━━━ Material to process ━━━
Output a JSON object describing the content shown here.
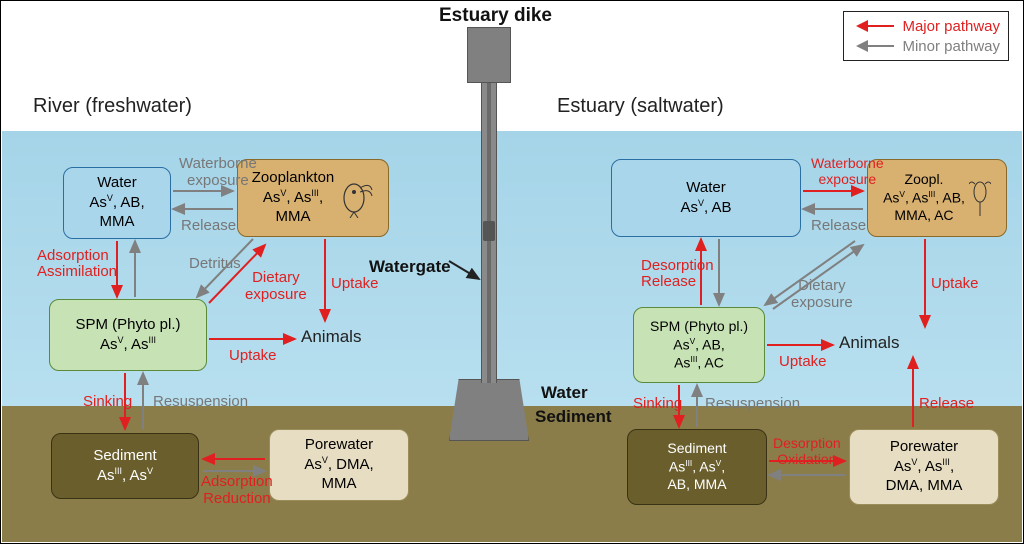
{
  "colors": {
    "major": "#e02020",
    "minor": "#808080",
    "water_fill": "#aad6ec",
    "water_stroke": "#2a6fa3",
    "zoo_fill": "#d8b171",
    "zoo_stroke": "#8a6a2a",
    "spm_fill": "#c7e3b5",
    "spm_stroke": "#5a8a3a",
    "sed_fill": "#6a5f2c",
    "sed_stroke": "#3a3214",
    "pore_fill": "#e6ddc2",
    "pore_stroke": "#9a8d5a",
    "sky": "#ffffff",
    "water_bg": "#b0dbee",
    "sediment_bg": "#8a7d4a"
  },
  "title": "Estuary dike",
  "left_section": "River (freshwater)",
  "right_section": "Estuary (saltwater)",
  "legend": {
    "major": "Major pathway",
    "minor": "Minor pathway"
  },
  "river": {
    "water": {
      "title": "Water",
      "sub": "As<sup>V</sup>, AB,<br>MMA"
    },
    "zoo": {
      "title": "Zooplankton",
      "sub": "As<sup>V</sup>, As<sup>III</sup>,<br>MMA"
    },
    "spm": {
      "title": "SPM (Phyto pl.)",
      "sub": "As<sup>V</sup>, As<sup>III</sup>"
    },
    "sed": {
      "title": "Sediment",
      "sub": "As<sup>III</sup>, As<sup>V</sup>"
    },
    "pore": {
      "title": "Porewater",
      "sub": "As<sup>V</sup>, DMA,<br>MMA"
    },
    "animals": "Animals"
  },
  "estuary": {
    "water": {
      "title": "Water",
      "sub": "As<sup>V</sup>, AB"
    },
    "zoo": {
      "title": "Zoopl.",
      "sub": "As<sup>V</sup>, As<sup>III</sup>, AB,<br>MMA, AC"
    },
    "spm": {
      "title": "SPM (Phyto pl.)",
      "sub": "As<sup>V</sup>, AB,<br>As<sup>III</sup>, AC"
    },
    "sed": {
      "title": "Sediment",
      "sub": "As<sup>III</sup>, As<sup>V</sup>,<br>AB, MMA"
    },
    "pore": {
      "title": "Porewater",
      "sub": "As<sup>V</sup>, As<sup>III</sup>,<br>DMA, MMA"
    },
    "animals": "Animals"
  },
  "labels": {
    "waterborne_exposure": "Waterborne<br>exposure",
    "release": "Release",
    "adsorption": "Adsorption",
    "assimilation": "Assimilation",
    "detritus": "Detritus",
    "dietary_exposure": "Dietary<br>exposure",
    "uptake": "Uptake",
    "sinking": "Sinking",
    "resuspension": "Resuspension",
    "adsorption_reduction": "Adsorption<br>Reduction",
    "desorption": "Desorption",
    "desorption_oxidation": "Desorption<br>Oxidation",
    "watergate": "Watergate",
    "water_label": "Water",
    "sediment_label": "Sediment"
  }
}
━━━
## Task statement:
Leaving aside the images, write out the entries above word for word.

## Answer to the task:
Output a JSON object describing the content shown here.
{
  "colors": {
    "major": "#e02020",
    "minor": "#808080",
    "water_fill": "#aad6ec",
    "water_stroke": "#2a6fa3",
    "zoo_fill": "#d8b171",
    "zoo_stroke": "#8a6a2a",
    "spm_fill": "#c7e3b5",
    "spm_stroke": "#5a8a3a",
    "sed_fill": "#6a5f2c",
    "sed_stroke": "#3a3214",
    "pore_fill": "#e6ddc2",
    "pore_stroke": "#9a8d5a",
    "sky": "#ffffff",
    "water_bg": "#b0dbee",
    "sediment_bg": "#8a7d4a"
  },
  "title": "Estuary dike",
  "left_section": "River (freshwater)",
  "right_section": "Estuary (saltwater)",
  "legend": {
    "major": "Major pathway",
    "minor": "Minor pathway"
  },
  "river": {
    "water": {
      "title": "Water",
      "sub": "As<sup>V</sup>, AB,<br>MMA"
    },
    "zoo": {
      "title": "Zooplankton",
      "sub": "As<sup>V</sup>, As<sup>III</sup>,<br>MMA"
    },
    "spm": {
      "title": "SPM (Phyto pl.)",
      "sub": "As<sup>V</sup>, As<sup>III</sup>"
    },
    "sed": {
      "title": "Sediment",
      "sub": "As<sup>III</sup>, As<sup>V</sup>"
    },
    "pore": {
      "title": "Porewater",
      "sub": "As<sup>V</sup>, DMA,<br>MMA"
    },
    "animals": "Animals"
  },
  "estuary": {
    "water": {
      "title": "Water",
      "sub": "As<sup>V</sup>, AB"
    },
    "zoo": {
      "title": "Zoopl.",
      "sub": "As<sup>V</sup>, As<sup>III</sup>, AB,<br>MMA, AC"
    },
    "spm": {
      "title": "SPM (Phyto pl.)",
      "sub": "As<sup>V</sup>, AB,<br>As<sup>III</sup>, AC"
    },
    "sed": {
      "title": "Sediment",
      "sub": "As<sup>III</sup>, As<sup>V</sup>,<br>AB, MMA"
    },
    "pore": {
      "title": "Porewater",
      "sub": "As<sup>V</sup>, As<sup>III</sup>,<br>DMA, MMA"
    },
    "animals": "Animals"
  },
  "labels": {
    "waterborne_exposure": "Waterborne<br>exposure",
    "release": "Release",
    "adsorption": "Adsorption",
    "assimilation": "Assimilation",
    "detritus": "Detritus",
    "dietary_exposure": "Dietary<br>exposure",
    "uptake": "Uptake",
    "sinking": "Sinking",
    "resuspension": "Resuspension",
    "adsorption_reduction": "Adsorption<br>Reduction",
    "desorption": "Desorption",
    "desorption_oxidation": "Desorption<br>Oxidation",
    "watergate": "Watergate",
    "water_label": "Water",
    "sediment_label": "Sediment"
  }
}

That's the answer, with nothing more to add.